- [TEXTO]
El termo eléctrico, en concreto, es un quebradero de cabeza para muchas familias que se preguntan si simplemente pueden apagarlo y encenderlo solo cuando realmente lo necesiten, porque si no, estará encendido calentando agua las 24 horas del día.

Sin embargo, no existe una respuesta única a este problema, y las recomendaciones de los expertos varían mucho dependiendo de nuestra instalación, el tipo de termo e incluso nuestras costumbres o necesidades.

El equipo técnico de Fontanería Córdoba ha repasado este rompecabezas y ha llegado a varias conclusiones interesantes que pueden convencernos de que deberíamos cambiar nuestros hábitos.

Para empezar, lo que deberíamos tener claro desde el principio es que apagar el termo eléctrico sólo va a ahorrar la energía usada para mantener el agua caliente cuando el dispositivo está en reposo, y no va a afectar al consumo dedicado a calentar el agua.

- [MATERIAL PROPORCIONADO]

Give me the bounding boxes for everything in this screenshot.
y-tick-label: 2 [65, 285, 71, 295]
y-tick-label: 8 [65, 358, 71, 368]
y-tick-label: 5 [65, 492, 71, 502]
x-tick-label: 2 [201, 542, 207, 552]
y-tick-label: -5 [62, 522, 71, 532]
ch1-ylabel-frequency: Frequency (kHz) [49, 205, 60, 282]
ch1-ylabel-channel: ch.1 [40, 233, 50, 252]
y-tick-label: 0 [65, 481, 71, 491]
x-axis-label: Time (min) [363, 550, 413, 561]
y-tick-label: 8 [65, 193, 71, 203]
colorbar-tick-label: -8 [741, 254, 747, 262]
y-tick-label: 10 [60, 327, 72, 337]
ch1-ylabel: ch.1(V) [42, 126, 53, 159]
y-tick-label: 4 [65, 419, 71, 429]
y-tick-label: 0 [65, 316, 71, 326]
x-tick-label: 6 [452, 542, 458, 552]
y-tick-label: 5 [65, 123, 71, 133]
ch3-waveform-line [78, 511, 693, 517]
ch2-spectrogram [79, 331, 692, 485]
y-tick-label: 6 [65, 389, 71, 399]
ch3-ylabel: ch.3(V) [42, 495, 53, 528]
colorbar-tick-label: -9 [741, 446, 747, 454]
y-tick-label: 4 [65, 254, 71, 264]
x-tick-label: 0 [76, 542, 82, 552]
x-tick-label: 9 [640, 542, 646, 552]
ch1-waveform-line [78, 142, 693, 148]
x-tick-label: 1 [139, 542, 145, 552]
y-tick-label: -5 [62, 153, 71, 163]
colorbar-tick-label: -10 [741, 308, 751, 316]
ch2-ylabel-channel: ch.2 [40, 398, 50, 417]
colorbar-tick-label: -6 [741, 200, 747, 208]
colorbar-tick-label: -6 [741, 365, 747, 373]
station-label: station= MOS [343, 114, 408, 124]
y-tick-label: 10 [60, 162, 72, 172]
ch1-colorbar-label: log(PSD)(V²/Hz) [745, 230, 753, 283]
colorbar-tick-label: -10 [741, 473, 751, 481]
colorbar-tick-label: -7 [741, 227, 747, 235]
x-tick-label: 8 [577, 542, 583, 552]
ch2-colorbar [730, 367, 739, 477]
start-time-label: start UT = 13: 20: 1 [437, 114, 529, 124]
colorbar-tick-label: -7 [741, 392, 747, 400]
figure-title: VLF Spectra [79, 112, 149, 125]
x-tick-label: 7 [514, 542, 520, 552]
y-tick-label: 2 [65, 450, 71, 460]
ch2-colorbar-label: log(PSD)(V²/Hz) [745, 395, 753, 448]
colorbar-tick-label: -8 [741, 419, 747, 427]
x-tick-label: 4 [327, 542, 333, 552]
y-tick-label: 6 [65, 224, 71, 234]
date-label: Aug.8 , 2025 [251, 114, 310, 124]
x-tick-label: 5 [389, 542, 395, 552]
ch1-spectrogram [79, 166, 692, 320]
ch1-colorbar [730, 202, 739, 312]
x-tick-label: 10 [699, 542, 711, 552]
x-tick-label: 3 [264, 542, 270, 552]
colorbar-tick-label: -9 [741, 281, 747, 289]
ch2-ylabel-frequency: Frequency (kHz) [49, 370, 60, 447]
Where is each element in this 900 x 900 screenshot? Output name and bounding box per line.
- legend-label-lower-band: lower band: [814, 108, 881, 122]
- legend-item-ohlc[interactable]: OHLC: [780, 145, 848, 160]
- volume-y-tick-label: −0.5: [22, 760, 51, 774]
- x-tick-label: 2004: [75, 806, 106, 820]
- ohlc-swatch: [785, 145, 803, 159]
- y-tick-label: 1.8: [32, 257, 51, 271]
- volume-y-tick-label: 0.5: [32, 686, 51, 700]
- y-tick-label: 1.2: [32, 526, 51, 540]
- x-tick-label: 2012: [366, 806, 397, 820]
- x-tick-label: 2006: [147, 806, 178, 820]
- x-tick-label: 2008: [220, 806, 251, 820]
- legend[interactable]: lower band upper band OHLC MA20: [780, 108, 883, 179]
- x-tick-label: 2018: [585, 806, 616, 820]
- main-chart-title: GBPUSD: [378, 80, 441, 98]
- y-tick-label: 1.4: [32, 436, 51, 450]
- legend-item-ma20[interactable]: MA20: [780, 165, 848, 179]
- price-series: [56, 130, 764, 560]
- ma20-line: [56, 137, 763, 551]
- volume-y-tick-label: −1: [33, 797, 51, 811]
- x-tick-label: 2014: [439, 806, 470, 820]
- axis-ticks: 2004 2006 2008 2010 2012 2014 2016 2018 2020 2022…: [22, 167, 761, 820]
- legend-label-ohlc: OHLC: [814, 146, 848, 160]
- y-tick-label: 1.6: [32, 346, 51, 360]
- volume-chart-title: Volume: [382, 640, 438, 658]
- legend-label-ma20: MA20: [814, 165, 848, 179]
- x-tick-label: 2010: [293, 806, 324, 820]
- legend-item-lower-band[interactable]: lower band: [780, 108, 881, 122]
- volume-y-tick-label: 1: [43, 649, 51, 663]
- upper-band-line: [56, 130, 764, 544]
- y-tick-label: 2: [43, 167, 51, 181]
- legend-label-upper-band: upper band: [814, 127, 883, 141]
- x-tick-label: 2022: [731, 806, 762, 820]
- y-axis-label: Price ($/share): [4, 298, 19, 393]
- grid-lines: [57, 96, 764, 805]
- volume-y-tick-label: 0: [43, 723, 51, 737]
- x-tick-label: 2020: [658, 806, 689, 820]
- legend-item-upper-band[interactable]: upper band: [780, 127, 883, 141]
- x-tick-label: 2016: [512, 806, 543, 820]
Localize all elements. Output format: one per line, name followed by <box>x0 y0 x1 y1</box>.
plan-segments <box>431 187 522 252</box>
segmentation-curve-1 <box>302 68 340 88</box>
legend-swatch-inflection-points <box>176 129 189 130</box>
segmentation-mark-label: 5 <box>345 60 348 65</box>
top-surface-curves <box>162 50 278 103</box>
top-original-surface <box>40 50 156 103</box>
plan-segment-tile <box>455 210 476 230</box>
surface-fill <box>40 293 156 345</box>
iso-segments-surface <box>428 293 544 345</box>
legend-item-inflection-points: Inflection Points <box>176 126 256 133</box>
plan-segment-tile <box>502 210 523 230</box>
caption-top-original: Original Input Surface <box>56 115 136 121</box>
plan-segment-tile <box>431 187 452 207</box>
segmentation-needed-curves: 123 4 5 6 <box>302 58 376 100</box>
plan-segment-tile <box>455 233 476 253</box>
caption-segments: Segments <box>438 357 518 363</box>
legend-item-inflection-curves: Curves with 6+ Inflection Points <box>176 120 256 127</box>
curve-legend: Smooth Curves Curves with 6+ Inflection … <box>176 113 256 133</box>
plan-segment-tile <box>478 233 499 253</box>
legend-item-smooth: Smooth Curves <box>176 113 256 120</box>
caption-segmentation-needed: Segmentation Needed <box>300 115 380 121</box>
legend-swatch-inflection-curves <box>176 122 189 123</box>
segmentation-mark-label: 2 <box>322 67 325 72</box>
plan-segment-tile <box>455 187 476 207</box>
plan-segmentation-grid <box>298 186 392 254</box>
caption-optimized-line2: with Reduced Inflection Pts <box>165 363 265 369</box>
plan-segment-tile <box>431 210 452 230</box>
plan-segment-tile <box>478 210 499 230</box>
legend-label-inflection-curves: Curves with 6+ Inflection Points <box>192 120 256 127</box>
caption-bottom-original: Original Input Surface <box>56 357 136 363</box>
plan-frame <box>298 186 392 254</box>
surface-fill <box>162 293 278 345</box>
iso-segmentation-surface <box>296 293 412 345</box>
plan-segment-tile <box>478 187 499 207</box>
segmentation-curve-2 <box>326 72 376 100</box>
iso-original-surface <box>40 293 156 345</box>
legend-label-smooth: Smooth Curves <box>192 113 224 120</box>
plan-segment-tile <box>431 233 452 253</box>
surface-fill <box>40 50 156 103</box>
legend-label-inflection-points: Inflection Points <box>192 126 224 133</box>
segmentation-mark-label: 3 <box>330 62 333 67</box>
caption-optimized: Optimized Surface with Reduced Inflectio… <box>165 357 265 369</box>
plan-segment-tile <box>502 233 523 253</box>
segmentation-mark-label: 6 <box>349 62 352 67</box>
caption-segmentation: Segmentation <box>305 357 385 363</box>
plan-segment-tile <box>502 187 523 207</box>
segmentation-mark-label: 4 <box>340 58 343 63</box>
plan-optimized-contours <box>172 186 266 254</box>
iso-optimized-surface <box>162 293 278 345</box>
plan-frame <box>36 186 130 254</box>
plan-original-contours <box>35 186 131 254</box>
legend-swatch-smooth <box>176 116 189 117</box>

- [CON LA INFORMACIÓN]
1) Indique si cada afirmación coincide con el texto sobre el termo eléctrico y justifique su respuesta con las palabras decisivas del texto, citadas literalmente.
(a) Las recomendaciones de los expertos son las mismas para cualquier instalación.
(b) Apagar el termo eléctrico no modifica el consumo dedicado a calentar el agua.
(c) El equipo técnico de Fontanería Córdoba ha examinado esta cuestión.
2) Responda brevemente, según el texto sobre el termo eléctrico:
(a) ¿Durante cuántas horas al día estará encendido el termo si no se apaga?
(b) ¿De qué dependen las recomendaciones de los expertos?
(c) ¿Qué energía se ahorra al apagar el termo eléctrico?
3) Cite literalmente el pasaje del texto sobre el termo eléctrico que comienza en "El equipo técnico" y termina en "calentar el agua.".

- [SUS RESPUESTAS ESCRITAS]
1)
(a) No: "las recomendaciones de los expertos varían mucho dependiendo de nuestra instalación, el tipo de termo e incluso nuestras costumbres o necesidades"
(b) Sí: "no va a afectar al consumo dedicado a calentar el agua"
(c) Sí: "El equipo técnico de Fontanería Córdoba ha repasado este rompecabezas"

2)
(a) Las 24 horas del día.
(b) De la instalación, el tipo de termo e incluso las costumbres o necesidades.
(c) La energía usada para mantener el agua caliente cuando el dispositivo está en reposo.

3)
El equipo técnico de Fontanería Córdoba ha repasado este rompecabezas y ha llegado a varias conclusiones interesantes que pueden convencernos de que deberíamos cambiar nuestros hábitos.

Para empezar, lo que deberíamos tener claro desde el principio es que apagar el termo eléctrico sólo va a ahorrar la energía usada para mantener el agua caliente cuando el dispositivo está en reposo, y no va a afectar al consumo dedicado a calentar el agua.